*Exercise description*: Every entry must be copied word for word.

*Provided entries*:
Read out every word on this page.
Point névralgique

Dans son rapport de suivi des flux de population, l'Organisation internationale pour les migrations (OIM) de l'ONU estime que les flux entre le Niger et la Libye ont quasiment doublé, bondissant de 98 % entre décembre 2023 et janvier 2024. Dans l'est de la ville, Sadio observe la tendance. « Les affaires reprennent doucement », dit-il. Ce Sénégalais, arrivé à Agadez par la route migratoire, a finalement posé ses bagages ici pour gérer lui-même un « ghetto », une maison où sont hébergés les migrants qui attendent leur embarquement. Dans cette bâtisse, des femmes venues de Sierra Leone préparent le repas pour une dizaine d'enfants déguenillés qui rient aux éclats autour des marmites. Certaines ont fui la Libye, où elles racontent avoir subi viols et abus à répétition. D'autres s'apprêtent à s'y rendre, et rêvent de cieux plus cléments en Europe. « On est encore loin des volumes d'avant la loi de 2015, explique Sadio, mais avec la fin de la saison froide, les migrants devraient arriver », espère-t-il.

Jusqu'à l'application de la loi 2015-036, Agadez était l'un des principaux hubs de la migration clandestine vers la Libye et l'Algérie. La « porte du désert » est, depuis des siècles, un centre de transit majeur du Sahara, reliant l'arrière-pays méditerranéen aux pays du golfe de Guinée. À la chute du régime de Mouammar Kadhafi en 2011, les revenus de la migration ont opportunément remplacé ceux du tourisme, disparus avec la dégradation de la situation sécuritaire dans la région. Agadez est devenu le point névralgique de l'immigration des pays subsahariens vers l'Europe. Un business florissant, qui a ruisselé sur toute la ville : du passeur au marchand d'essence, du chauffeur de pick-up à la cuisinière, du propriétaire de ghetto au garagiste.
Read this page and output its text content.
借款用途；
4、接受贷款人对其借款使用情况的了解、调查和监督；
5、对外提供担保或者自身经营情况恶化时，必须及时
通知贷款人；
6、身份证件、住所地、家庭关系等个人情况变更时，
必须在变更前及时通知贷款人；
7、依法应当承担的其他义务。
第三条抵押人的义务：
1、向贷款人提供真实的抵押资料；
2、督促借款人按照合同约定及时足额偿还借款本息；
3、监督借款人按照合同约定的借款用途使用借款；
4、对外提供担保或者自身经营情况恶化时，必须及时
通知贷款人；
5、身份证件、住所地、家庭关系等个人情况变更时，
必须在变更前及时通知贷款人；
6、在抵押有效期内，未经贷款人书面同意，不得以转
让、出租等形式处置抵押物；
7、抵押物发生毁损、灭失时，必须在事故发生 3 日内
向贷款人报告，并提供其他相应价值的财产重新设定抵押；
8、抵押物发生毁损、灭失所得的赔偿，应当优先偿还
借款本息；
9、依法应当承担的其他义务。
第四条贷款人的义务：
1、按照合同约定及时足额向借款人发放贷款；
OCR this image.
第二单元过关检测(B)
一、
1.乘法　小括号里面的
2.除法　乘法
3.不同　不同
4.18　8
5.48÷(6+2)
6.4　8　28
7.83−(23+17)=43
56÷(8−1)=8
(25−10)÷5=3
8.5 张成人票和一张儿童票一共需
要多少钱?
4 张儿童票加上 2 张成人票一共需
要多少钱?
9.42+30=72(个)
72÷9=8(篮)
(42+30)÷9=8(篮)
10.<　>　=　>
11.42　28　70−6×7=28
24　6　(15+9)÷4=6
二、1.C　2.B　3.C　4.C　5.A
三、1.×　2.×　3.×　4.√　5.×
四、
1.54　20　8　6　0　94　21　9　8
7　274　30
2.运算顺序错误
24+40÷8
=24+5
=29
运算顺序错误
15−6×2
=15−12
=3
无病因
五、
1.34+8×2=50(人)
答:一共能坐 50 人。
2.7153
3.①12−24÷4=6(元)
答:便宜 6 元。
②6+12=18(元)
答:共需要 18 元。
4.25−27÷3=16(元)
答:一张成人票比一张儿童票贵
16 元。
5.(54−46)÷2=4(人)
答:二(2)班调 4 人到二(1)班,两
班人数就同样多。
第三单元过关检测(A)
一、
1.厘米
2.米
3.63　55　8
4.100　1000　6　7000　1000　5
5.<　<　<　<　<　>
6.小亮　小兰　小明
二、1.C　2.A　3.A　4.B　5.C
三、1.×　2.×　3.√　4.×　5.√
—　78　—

*Result below*:
Read out every word on this page.
Point névralgique

Dans son rapport de suivi des flux de population, l'Organisation internationale pour les migrations (OIM) de l'ONU estime que les flux entre le Niger et la Libye ont quasiment doublé, bondissant de 98 % entre décembre 2023 et janvier 2024. Dans l'est de la ville, Sadio observe la tendance. « Les affaires reprennent doucement », dit-il. Ce Sénégalais, arrivé à Agadez par la route migratoire, a finalement posé ses bagages ici pour gérer lui-même un « ghetto », une maison où sont hébergés les migrants qui attendent leur embarquement. Dans cette bâtisse, des femmes venues de Sierra Leone préparent le repas pour une dizaine d'enfants déguenillés qui rient aux éclats autour des marmites. Certaines ont fui la Libye, où elles racontent avoir subi viols et abus à répétition. D'autres s'apprêtent à s'y rendre, et rêvent de cieux plus cléments en Europe. « On est encore loin des volumes d'avant la loi de 2015, explique Sadio, mais avec la fin de la saison froide, les migrants devraient arriver », espère-t-il.

Jusqu'à l'application de la loi 2015-036, Agadez était l'un des principaux hubs de la migration clandestine vers la Libye et l'Algérie. La « porte du désert » est, depuis des siècles, un centre de transit majeur du Sahara, reliant l'arrière-pays méditerranéen aux pays du golfe de Guinée. À la chute du régime de Mouammar Kadhafi en 2011, les revenus de la migration ont opportunément remplacé ceux du tourisme, disparus avec la dégradation de la situation sécuritaire dans la région. Agadez est devenu le point névralgique de l'immigration des pays subsahariens vers l'Europe. Un business florissant, qui a ruisselé sur toute la ville : du passeur au marchand d'essence, du chauffeur de pick-up à la cuisinière, du propriétaire de ghetto au garagiste.
Read this page and output its text content.
借款用途；
4、接受贷款人对其借款使用情况的了解、调查和监督；
5、对外提供担保或者自身经营情况恶化时，必须及时
通知贷款人；
6、身份证件、住所地、家庭关系等个人情况变更时，
必须在变更前及时通知贷款人；
7、依法应当承担的其他义务。
第三条抵押人的义务：
1、向贷款人提供真实的抵押资料；
2、督促借款人按照合同约定及时足额偿还借款本息；
3、监督借款人按照合同约定的借款用途使用借款；
4、对外提供担保或者自身经营情况恶化时，必须及时
通知贷款人；
5、身份证件、住所地、家庭关系等个人情况变更时，
必须在变更前及时通知贷款人；
6、在抵押有效期内，未经贷款人书面同意，不得以转
让、出租等形式处置抵押物；
7、抵押物发生毁损、灭失时，必须在事故发生 3 日内
向贷款人报告，并提供其他相应价值的财产重新设定抵押；
8、抵押物发生毁损、灭失所得的赔偿，应当优先偿还
借款本息；
9、依法应当承担的其他义务。
第四条贷款人的义务：
1、按照合同约定及时足额向借款人发放贷款；
OCR this image.
第二单元过关检测(B)
一、
1.乘法　小括号里面的
2.除法　乘法
3.不同　不同
4.18　8
5.48÷(6+2)
6.4　8　28
7.83−(23+17)=43
56÷(8−1)=8
(25−10)÷5=3
8.5 张成人票和一张儿童票一共需
要多少钱?
4 张儿童票加上 2 张成人票一共需
要多少钱?
9.42+30=72(个)
72÷9=8(篮)
(42+30)÷9=8(篮)
10.<　>　=　>
11.42　28　70−6×7=28
24　6　(15+9)÷4=6
二、1.C　2.B　3.C　4.C　5.A
三、1.×　2.×　3.×　4.√　5.×
四、
1.54　20　8　6　0　94　21　9　8
7　274　30
2.运算顺序错误
24+40÷8
=24+5
=29
运算顺序错误
15−6×2
=15−12
=3
无病因
五、
1.34+8×2=50(人)
答:一共能坐 50 人。
2.7153
3.①12−24÷4=6(元)
答:便宜 6 元。
②6+12=18(元)
答:共需要 18 元。
4.25−27÷3=16(元)
答:一张成人票比一张儿童票贵
16 元。
5.(54−46)÷2=4(人)
答:二(2)班调 4 人到二(1)班,两
班人数就同样多。
第三单元过关检测(A)
一、
1.厘米
2.米
3.63　55　8
4.100　1000　6　7000　1000　5
5.<　<　<　<　<　>
6.小亮　小兰　小明
二、1.C　2.A　3.A　4.B　5.C
三、1.×　2.×　3.√　4.×　5.√
—　78　—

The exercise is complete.